Layout element annotations
— Start —

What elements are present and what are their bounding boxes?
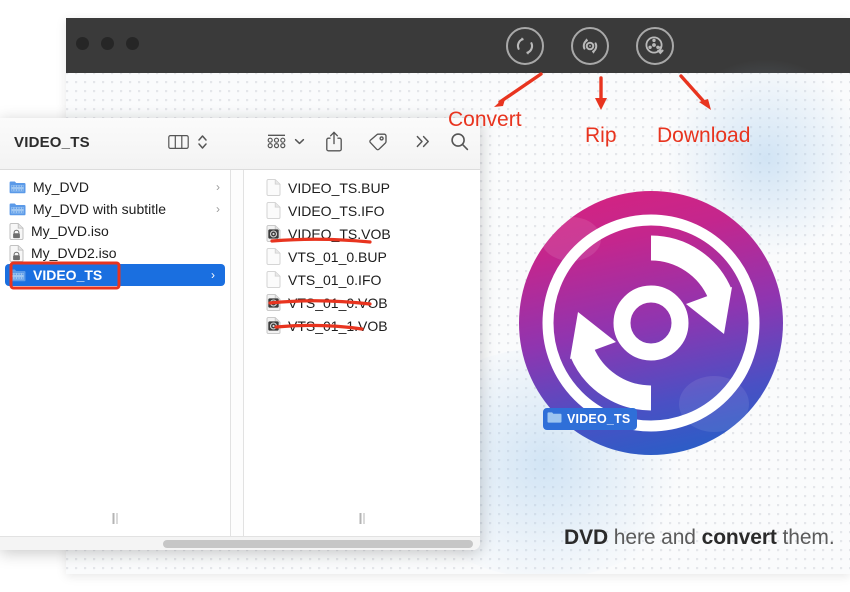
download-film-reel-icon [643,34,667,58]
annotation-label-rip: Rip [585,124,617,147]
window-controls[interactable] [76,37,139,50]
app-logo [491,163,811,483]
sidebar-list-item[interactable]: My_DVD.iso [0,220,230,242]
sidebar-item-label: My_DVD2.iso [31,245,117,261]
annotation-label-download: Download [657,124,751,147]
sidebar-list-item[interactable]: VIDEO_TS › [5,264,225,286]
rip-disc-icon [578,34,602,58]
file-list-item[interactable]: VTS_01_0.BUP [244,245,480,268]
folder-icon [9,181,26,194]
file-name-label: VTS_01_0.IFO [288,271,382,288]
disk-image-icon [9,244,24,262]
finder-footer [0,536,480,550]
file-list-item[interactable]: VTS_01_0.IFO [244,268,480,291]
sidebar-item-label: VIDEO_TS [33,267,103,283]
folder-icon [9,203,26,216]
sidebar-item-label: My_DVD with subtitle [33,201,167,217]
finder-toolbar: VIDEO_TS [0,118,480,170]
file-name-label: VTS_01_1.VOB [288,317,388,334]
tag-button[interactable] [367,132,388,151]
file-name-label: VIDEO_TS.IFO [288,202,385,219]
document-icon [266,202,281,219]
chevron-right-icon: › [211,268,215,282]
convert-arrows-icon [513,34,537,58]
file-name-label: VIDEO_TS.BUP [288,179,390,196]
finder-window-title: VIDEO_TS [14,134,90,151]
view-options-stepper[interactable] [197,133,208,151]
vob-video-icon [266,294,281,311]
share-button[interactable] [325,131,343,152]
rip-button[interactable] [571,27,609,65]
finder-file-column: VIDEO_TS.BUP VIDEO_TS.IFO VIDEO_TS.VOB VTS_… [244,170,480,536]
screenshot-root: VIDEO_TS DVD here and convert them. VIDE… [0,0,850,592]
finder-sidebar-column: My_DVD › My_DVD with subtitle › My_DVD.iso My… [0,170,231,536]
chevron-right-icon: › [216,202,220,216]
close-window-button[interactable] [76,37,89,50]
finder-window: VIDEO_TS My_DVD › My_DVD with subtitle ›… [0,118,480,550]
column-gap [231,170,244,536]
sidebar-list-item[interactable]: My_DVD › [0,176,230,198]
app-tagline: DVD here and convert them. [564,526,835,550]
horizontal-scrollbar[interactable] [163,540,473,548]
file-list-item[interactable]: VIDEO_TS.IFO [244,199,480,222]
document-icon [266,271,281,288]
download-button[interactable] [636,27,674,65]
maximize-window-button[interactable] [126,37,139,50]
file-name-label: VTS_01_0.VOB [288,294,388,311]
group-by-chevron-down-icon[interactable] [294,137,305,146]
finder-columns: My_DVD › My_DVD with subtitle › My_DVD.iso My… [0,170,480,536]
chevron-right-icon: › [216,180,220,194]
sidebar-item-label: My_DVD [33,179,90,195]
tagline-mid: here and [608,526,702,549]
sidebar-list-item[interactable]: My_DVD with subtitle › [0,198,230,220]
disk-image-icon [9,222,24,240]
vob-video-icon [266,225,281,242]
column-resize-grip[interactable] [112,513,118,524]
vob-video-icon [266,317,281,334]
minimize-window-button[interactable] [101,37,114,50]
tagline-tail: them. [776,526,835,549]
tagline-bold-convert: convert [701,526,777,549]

— End —

WRITTEN REQUEST:
Lay out the stretch of the material from the line containing "download-film-reel-icon [643,34,667,58]" through the line containing "rip-disc-icon [578,34,602,58]" as a JSON list of strings, one string per line, with any blank lines left out.

EXPECTED ANSWER:
[
  "download-film-reel-icon [643,34,667,58]",
  "annotation-label-rip: Rip [585,124,617,147]",
  "window-controls[interactable] [76,37,139,50]",
  "app-logo [491,163,811,483]",
  "sidebar-list-item[interactable]: My_DVD.iso [0,220,230,242]",
  "sidebar-item-label: My_DVD2.iso [31,245,117,261]",
  "annotation-label-download: Download [657,124,751,147]",
  "sidebar-list-item[interactable]: VIDEO_TS › [5,264,225,286]",
  "rip-disc-icon [578,34,602,58]"
]